Document excerpt ▸
§

Stocks may be expensive now, and the temptation is to buy before they get even more expensive. Why patience makes the brokerage account golden.
Tom Konrad, Ph.D., CFA
On Friday, I started a series on stocks I’d like to buy when they are cheaper. The first was on clean or efficient transport stocks which will benefit from both Climate Change regulation and high oil prices due to Peak Oil. Before I continue on with my Clean Energy Shopping List series, I think it’s worth talking about the underlying strategy, since it can be counter-intuitive, and I expect that many readers may have some objections. So here’s a FAQ about my strategy.
Q: Most people think that the stimulus will work and the economy is getting back on track. Why should I trust your judgment that this is a bear market rally?
Market prognosticators are notoriously bad at predicting the markets. This is not surprising, since part of what causes high levels of stock market valuation is lots of people buying because they think the market will continue to go up. I tend to think of what "most people" think as a contrarian indicator.
That’s not to say I’m right with any certainty, but I have reasons. Right now both the consumer and companies are tightening their belts. Although the stimulus package may boost Clean Energy, for the overall economy, I feel it’s likely only to lessen the blow. Companies are looking to raise money through IPOs and share offerings, while the US personal savings rate has increased substantially. Meanwhile, governments are issuing unprecedented amounts of debt to pay for stimulus packages and recession induced budget deficits.

§

Provided data ▸
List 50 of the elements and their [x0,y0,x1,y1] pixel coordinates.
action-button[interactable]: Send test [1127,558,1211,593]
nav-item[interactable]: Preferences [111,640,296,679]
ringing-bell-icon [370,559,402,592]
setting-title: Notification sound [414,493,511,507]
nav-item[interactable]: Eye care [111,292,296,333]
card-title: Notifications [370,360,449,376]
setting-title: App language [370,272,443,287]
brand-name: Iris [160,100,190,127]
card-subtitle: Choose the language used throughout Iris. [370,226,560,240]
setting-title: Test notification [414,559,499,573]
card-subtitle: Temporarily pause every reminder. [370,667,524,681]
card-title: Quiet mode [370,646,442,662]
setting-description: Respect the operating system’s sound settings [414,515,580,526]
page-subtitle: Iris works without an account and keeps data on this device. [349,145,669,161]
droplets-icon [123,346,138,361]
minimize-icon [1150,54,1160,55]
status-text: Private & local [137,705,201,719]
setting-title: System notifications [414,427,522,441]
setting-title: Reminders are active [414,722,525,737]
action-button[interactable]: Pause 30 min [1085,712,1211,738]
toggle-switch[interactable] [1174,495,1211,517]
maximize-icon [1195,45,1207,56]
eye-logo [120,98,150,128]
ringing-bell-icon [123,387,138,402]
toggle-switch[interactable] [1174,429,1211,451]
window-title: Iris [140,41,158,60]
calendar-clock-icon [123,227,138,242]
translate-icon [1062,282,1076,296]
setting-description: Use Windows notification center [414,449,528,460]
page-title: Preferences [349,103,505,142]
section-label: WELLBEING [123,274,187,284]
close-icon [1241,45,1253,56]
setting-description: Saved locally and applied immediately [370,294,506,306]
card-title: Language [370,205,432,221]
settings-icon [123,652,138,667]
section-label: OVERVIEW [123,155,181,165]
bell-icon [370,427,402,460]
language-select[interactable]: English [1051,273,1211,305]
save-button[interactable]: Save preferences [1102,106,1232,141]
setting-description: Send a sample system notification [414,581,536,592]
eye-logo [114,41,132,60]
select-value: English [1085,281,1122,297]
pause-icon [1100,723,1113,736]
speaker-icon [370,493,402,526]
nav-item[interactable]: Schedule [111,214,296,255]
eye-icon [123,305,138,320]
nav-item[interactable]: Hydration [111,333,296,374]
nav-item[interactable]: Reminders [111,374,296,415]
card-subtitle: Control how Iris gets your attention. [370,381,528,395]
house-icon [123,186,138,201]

§

What this exercise asks ▸
**1.** Answer these questions from the stock strategy article:
(a) What kind of stocks did the first installment of the series cover?
(b) How does the author treat what "most people" think?
(c) Why are governments issuing unprecedented amounts of debt?
**2.** Recast the paragraph of the stock strategy article that begins "That’s not to say I’m right" as a short bulleted list of its main points.
**3.** Carry the stock strategy article forward, starting after its final sentence.
The listing plays no part in the work on the article.

Responses for each task ▸
**1.**
(a) Clean or efficient transport stocks.
(b) As a contrarian indicator.
(c) To pay for stimulus packages and recession-induced budget deficits.

**2.**
- The author isn't certain but gives reasons for the view.
- Consumers and companies are tightening their belts.
- The stimulus package may boost Clean Energy but will likely only lessen the blow to the overall economy.
- Companies are seeking money through IPOs and share offerings.
- The US personal savings rate has increased substantially.
- Governments are issuing unprecedented amounts of debt for stimulus packages and recession-induced budget deficits.

**3.**
With consumers paying down debt and the government and companies soaking up cash, where is all the new money going to come from to buy stocks and keep driving them up?
Q: What if I miss out on a big bull run? I need to make back my losses from 2008 in order to retire/send my kids to college/take that vacation.
The stock market does not take your needs and wants into account. The market is decidedly not fair, and if you make investment decisions based on your needs, you clearly are not paying attention to the true forces that guide the market. After 2008, unprecedented numbers of retired people are going back to work because they can no longer afford to be retired. Do you think the market paid any attention to their needs? Do you think that it is going to pay any attention to yours?
The only one looking out for your needs is you. Not your mutual fund manager, not Jim Cramer, and quite possibly not your financial advisor. Looking out for your own needs involves making hard decisions, getting some exercise when you’d rather be eating pork rinds on the couch with your DVR.
Q: I’ve heard that it makes no sense to time the market, because nearly all the market gains come from just a few short periods. If I miss those periods, I miss out on all the gains.
See the question above… thinking only about what you’re missing out on is a sure way to get into trouble. Stop an consider what might be gained by missing out on the worst periods. Consider this chart of the percentage annual returns from 1825-2008. The six highest returns were all in the 60% range, meaning that if you’d missed those six years, you would have less than 1/16 as much money as someone who had stayed in the market for the whole period. However, the six lowest returns are two -50% returns, one -40% return, and three -30% returns. If you’d missed those worst years, you’d have twenty times as much money than you’d have had if you had stayed in the market for the whole period.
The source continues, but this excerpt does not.